Start of Dataset records

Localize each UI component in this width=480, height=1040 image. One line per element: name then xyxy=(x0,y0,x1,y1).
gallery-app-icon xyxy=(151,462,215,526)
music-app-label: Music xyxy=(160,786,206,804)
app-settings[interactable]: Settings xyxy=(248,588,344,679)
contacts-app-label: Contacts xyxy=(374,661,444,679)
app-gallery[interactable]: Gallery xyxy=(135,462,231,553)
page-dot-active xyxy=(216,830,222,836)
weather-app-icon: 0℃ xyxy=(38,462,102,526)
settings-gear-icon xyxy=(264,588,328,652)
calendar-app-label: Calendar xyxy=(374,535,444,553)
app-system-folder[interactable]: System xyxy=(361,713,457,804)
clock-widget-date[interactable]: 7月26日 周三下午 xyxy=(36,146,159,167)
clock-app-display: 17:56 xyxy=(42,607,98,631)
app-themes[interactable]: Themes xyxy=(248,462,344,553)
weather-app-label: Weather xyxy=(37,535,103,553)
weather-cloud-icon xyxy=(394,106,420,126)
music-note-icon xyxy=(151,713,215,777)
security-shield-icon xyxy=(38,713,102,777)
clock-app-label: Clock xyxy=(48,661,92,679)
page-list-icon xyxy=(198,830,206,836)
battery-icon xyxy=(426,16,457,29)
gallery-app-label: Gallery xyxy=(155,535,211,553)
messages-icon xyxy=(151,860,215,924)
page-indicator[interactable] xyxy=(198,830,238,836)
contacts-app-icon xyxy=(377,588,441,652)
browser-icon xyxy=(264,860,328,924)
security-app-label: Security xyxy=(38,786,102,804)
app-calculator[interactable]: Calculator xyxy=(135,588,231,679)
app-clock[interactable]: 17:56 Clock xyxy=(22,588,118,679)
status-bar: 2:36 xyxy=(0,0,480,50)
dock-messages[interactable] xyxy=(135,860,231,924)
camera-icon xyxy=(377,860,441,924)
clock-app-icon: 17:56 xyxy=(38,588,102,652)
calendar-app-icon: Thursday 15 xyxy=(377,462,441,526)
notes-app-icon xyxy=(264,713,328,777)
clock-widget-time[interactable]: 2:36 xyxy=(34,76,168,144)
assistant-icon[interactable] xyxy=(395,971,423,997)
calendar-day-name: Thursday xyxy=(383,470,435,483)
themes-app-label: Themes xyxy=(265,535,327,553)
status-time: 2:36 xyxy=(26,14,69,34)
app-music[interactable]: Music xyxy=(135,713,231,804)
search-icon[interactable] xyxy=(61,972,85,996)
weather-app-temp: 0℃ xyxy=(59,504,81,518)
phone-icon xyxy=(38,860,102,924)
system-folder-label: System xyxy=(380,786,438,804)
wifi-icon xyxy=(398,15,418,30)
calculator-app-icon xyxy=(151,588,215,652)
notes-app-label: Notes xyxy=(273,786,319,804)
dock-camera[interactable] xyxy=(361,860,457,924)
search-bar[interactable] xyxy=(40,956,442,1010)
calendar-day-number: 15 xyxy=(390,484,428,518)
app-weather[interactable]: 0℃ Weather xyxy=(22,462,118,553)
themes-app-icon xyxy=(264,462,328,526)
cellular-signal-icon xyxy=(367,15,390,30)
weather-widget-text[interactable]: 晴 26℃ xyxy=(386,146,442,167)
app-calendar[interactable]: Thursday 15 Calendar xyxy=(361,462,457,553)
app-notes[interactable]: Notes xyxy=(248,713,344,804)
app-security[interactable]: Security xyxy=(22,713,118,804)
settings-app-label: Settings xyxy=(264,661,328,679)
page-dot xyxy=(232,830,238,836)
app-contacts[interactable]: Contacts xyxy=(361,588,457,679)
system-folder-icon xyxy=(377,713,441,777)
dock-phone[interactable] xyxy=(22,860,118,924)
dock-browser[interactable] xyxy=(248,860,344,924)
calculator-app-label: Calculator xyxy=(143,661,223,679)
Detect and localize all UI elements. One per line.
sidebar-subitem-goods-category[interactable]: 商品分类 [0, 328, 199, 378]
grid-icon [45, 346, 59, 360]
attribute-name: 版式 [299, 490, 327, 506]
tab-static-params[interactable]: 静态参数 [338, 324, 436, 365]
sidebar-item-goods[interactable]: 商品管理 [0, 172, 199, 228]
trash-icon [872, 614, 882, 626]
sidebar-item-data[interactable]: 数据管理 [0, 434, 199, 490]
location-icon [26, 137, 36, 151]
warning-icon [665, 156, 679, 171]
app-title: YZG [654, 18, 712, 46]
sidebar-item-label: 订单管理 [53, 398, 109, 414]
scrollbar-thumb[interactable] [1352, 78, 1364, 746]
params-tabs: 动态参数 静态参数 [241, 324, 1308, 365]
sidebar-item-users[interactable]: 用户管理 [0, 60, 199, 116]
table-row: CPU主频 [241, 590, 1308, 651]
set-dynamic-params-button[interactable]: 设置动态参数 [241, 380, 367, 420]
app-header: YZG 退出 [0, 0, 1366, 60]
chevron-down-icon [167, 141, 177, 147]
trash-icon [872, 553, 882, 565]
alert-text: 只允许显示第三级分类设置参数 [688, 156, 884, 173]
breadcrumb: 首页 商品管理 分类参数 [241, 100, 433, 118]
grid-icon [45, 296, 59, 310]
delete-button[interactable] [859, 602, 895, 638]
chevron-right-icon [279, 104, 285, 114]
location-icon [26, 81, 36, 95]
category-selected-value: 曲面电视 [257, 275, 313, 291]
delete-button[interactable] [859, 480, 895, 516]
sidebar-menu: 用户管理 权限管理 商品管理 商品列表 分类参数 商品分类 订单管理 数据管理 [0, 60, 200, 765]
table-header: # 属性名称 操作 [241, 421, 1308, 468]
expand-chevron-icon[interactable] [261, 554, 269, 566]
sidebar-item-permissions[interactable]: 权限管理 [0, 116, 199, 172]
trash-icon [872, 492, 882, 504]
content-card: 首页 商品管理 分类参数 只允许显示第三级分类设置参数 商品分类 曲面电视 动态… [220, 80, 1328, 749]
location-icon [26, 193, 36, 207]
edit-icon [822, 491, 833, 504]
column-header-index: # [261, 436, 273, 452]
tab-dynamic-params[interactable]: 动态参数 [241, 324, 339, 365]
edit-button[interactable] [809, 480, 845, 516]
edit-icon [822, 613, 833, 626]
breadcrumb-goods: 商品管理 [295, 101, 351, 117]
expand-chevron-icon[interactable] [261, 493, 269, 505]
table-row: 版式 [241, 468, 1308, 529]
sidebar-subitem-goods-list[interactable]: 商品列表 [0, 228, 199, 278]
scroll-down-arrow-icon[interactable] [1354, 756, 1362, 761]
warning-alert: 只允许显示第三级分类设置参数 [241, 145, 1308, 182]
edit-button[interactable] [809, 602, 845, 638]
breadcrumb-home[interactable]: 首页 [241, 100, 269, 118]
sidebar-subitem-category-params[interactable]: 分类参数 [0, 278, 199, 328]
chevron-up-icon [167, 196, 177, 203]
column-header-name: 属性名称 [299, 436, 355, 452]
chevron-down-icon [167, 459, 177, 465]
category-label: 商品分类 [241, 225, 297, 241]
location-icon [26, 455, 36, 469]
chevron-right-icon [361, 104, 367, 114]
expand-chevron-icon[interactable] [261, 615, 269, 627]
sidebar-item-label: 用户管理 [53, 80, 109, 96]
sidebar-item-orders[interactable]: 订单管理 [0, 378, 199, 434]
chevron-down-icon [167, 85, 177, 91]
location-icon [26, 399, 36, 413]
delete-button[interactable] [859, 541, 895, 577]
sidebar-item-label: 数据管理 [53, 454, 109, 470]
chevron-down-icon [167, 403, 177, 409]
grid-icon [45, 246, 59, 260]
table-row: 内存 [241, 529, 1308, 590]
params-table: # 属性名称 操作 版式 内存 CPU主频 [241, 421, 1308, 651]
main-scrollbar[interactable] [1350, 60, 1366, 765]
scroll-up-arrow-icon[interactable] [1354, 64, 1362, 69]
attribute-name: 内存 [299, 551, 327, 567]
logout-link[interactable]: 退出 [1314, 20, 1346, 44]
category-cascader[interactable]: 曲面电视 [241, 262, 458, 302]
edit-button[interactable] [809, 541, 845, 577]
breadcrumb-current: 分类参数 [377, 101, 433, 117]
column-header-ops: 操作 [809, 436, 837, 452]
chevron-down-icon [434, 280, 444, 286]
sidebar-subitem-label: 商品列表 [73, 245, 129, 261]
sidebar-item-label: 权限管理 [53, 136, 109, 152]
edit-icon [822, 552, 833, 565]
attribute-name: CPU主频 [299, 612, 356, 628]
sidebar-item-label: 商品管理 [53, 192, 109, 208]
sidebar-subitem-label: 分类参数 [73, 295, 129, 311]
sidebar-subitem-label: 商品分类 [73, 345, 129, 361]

End of Dataset records

Rewrite the records from the first line through the line containing "calendar-day-name: Thursday xyxy=(383,470,435,483)", swapping every "interactable" for "clickable" and keeping everything else unchanged.

- **Solution to the exercise**
Localize each UI component in this width=480, height=1040 image. One line per element: name then xyxy=(x0,y0,x1,y1).
gallery-app-icon xyxy=(151,462,215,526)
music-app-label: Music xyxy=(160,786,206,804)
app-settings[clickable]: Settings xyxy=(248,588,344,679)
contacts-app-label: Contacts xyxy=(374,661,444,679)
app-gallery[clickable]: Gallery xyxy=(135,462,231,553)
page-dot-active xyxy=(216,830,222,836)
weather-app-icon: 0℃ xyxy=(38,462,102,526)
settings-gear-icon xyxy=(264,588,328,652)
calendar-app-label: Calendar xyxy=(374,535,444,553)
app-system-folder[clickable]: System xyxy=(361,713,457,804)
clock-widget-date[clickable]: 7月26日 周三下午 xyxy=(36,146,159,167)
clock-app-display: 17:56 xyxy=(42,607,98,631)
app-themes[clickable]: Themes xyxy=(248,462,344,553)
weather-app-label: Weather xyxy=(37,535,103,553)
weather-cloud-icon xyxy=(394,106,420,126)
music-note-icon xyxy=(151,713,215,777)
security-shield-icon xyxy=(38,713,102,777)
clock-app-label: Clock xyxy=(48,661,92,679)
page-list-icon xyxy=(198,830,206,836)
battery-icon xyxy=(426,16,457,29)
gallery-app-label: Gallery xyxy=(155,535,211,553)
messages-icon xyxy=(151,860,215,924)
page-indicator[clickable] xyxy=(198,830,238,836)
contacts-app-icon xyxy=(377,588,441,652)
browser-icon xyxy=(264,860,328,924)
security-app-label: Security xyxy=(38,786,102,804)
app-calculator[clickable]: Calculator xyxy=(135,588,231,679)
app-clock[clickable]: 17:56 Clock xyxy=(22,588,118,679)
status-bar: 2:36 xyxy=(0,0,480,50)
dock-messages[clickable] xyxy=(135,860,231,924)
camera-icon xyxy=(377,860,441,924)
clock-app-icon: 17:56 xyxy=(38,588,102,652)
calendar-app-icon: Thursday 15 xyxy=(377,462,441,526)
notes-app-icon xyxy=(264,713,328,777)
clock-widget-time[clickable]: 2:36 xyxy=(34,76,168,144)
assistant-icon[clickable] xyxy=(395,971,423,997)
calendar-day-name: Thursday xyxy=(383,470,435,483)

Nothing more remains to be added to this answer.